**** ITEMS
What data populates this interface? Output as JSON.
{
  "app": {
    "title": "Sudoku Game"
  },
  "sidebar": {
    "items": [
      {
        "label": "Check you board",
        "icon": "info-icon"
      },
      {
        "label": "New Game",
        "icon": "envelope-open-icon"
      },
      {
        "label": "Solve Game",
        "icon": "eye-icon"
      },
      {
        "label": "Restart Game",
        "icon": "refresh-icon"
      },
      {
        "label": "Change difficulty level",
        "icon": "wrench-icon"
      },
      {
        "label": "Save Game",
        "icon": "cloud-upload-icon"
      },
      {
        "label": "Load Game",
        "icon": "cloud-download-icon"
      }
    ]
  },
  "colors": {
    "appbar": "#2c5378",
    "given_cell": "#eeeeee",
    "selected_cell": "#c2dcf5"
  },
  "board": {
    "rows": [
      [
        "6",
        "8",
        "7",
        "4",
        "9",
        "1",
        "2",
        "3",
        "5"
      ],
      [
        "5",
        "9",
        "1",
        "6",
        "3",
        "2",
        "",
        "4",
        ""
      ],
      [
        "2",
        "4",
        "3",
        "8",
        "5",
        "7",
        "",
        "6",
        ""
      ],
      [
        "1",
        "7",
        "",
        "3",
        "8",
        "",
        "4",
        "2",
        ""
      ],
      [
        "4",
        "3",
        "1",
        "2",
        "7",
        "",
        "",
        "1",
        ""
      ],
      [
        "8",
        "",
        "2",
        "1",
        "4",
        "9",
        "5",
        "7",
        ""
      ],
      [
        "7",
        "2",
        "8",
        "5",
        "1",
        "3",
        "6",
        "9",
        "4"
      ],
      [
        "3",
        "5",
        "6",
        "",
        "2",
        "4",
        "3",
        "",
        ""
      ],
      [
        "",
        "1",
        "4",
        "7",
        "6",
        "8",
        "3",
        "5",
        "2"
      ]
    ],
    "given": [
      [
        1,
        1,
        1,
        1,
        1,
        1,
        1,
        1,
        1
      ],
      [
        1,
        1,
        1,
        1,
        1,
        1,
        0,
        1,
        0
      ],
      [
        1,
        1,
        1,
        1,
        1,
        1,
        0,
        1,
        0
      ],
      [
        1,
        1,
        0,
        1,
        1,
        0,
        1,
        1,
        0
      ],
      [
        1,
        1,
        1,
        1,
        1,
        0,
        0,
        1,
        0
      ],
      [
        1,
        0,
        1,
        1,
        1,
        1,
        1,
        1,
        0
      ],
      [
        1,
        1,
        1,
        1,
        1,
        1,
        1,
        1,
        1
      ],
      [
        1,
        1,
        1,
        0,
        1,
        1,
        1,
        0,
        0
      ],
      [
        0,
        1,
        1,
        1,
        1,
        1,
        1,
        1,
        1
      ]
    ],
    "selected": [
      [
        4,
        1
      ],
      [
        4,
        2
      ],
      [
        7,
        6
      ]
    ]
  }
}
********
Go through the listing above line by line and say how many lines hold the word "label". Reply with that number only.

--- OUTPUT BELOW ---
7